TASK GOAL:
In the listing below, locate the lines that hold the string "this". Copy those lines.

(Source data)

>> Begin

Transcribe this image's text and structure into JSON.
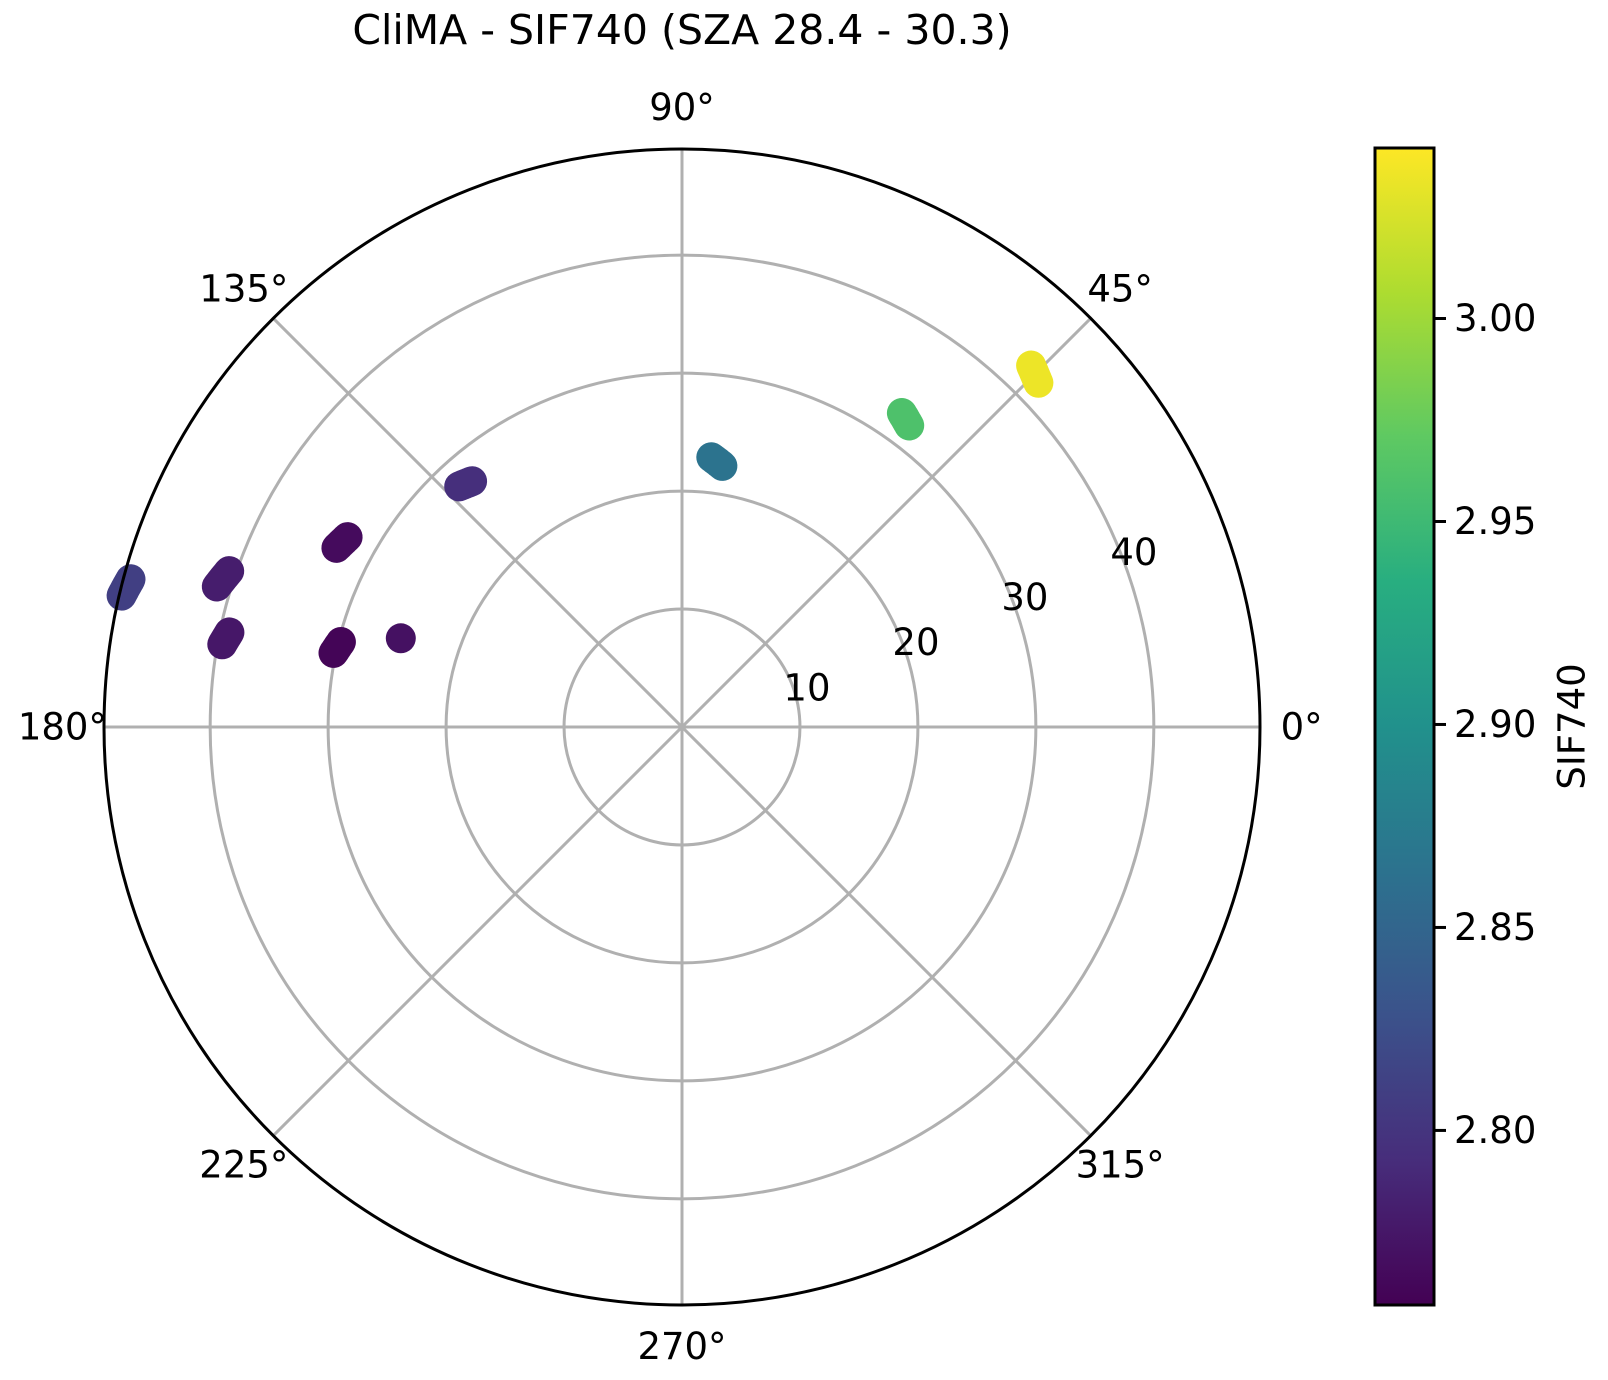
{
  "chart_data": {
    "type": "scatter",
    "projection": "polar",
    "title": "CliMA - SIF740 (SZA 28.4 - 30.3)",
    "theta_ticks": [
      "0°",
      "45°",
      "90°",
      "135°",
      "180°",
      "225°",
      "270°",
      "315°"
    ],
    "theta_tick_values_deg": [
      0,
      45,
      90,
      135,
      180,
      225,
      270,
      315
    ],
    "r_ticks": [
      "10",
      "20",
      "30",
      "40"
    ],
    "r_tick_values": [
      10,
      20,
      30,
      40
    ],
    "r_range": [
      0,
      49
    ],
    "r_label_angle_deg": 22.5,
    "grid": true,
    "colorbar": {
      "label": "SIF740",
      "colormap": "viridis",
      "range": [
        2.757,
        3.042
      ],
      "ticks": [
        "2.80",
        "2.85",
        "2.90",
        "2.95",
        "3.00"
      ],
      "tick_values": [
        2.8,
        2.85,
        2.9,
        2.95,
        3.0
      ],
      "placement": "right"
    },
    "points": [
      {
        "theta": [
          165.0,
          166.8
        ],
        "r": [
          48.4,
          48.8
        ],
        "value": 2.81
      },
      {
        "theta": [
          161.0,
          163.2
        ],
        "r": [
          40.6,
          41.2
        ],
        "value": 2.78
      },
      {
        "theta": [
          168.2,
          169.8
        ],
        "r": [
          39.2,
          39.6
        ],
        "value": 2.775
      },
      {
        "theta": [
          150.4,
          152.6
        ],
        "r": [
          32.6,
          33.0
        ],
        "value": 2.765
      },
      {
        "theta": [
          166.0,
          168.0
        ],
        "r": [
          29.8,
          30.2
        ],
        "value": 2.76
      },
      {
        "theta": [
          162.5,
          162.5
        ],
        "r": [
          25.0,
          25.0
        ],
        "value": 2.77
      },
      {
        "theta": [
          130.5,
          132.8
        ],
        "r": [
          27.4,
          27.8
        ],
        "value": 2.795
      },
      {
        "theta": [
          81.2,
          83.8
        ],
        "r": [
          22.4,
          23.0
        ],
        "value": 2.865
      },
      {
        "theta": [
          53.0,
          55.0
        ],
        "r": [
          32.0,
          32.5
        ],
        "value": 2.96
      },
      {
        "theta": [
          44.0,
          46.0
        ],
        "r": [
          42.0,
          42.6
        ],
        "value": 3.035
      }
    ]
  }
}
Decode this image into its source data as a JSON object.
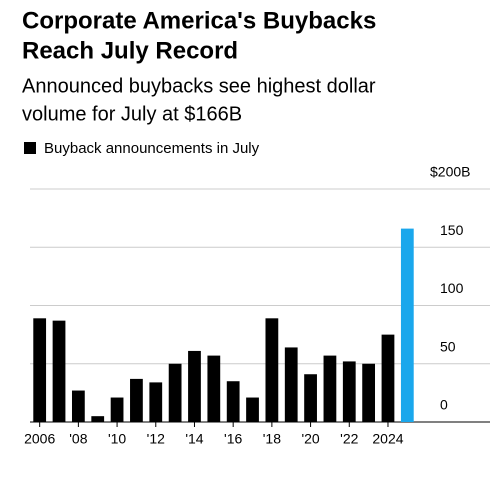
{
  "chart_data": {
    "type": "bar",
    "title": [
      "Corporate America's Buybacks",
      "Reach July Record"
    ],
    "subtitle": [
      "Announced buybacks see highest dollar",
      "volume for July at $166B"
    ],
    "categories": [
      "2006",
      null,
      "'08",
      null,
      "'10",
      null,
      "'12",
      null,
      "'14",
      null,
      "'16",
      null,
      "'18",
      null,
      "'20",
      null,
      "'22",
      null,
      "2024",
      null
    ],
    "series": [
      {
        "name": "Buyback announcements in July",
        "color": "#000000",
        "values": [
          89,
          87,
          27,
          5,
          21,
          37,
          34,
          50,
          61,
          57,
          35,
          21,
          89,
          64,
          41,
          57,
          52,
          50,
          75,
          166
        ],
        "colors": [
          "#000000",
          "#000000",
          "#000000",
          "#000000",
          "#000000",
          "#000000",
          "#000000",
          "#000000",
          "#000000",
          "#000000",
          "#000000",
          "#000000",
          "#000000",
          "#000000",
          "#000000",
          "#000000",
          "#000000",
          "#000000",
          "#000000",
          "#1aa7ec"
        ]
      }
    ],
    "ylim": [
      0,
      200
    ],
    "yticks": [
      0,
      50,
      100,
      150,
      {
        "value": 200,
        "label": "$200B"
      }
    ],
    "grid": true
  }
}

>> End

RESPONSE:
Transcribe this image's text and structure into JSON.
Decode this image into its source data as a JSON object.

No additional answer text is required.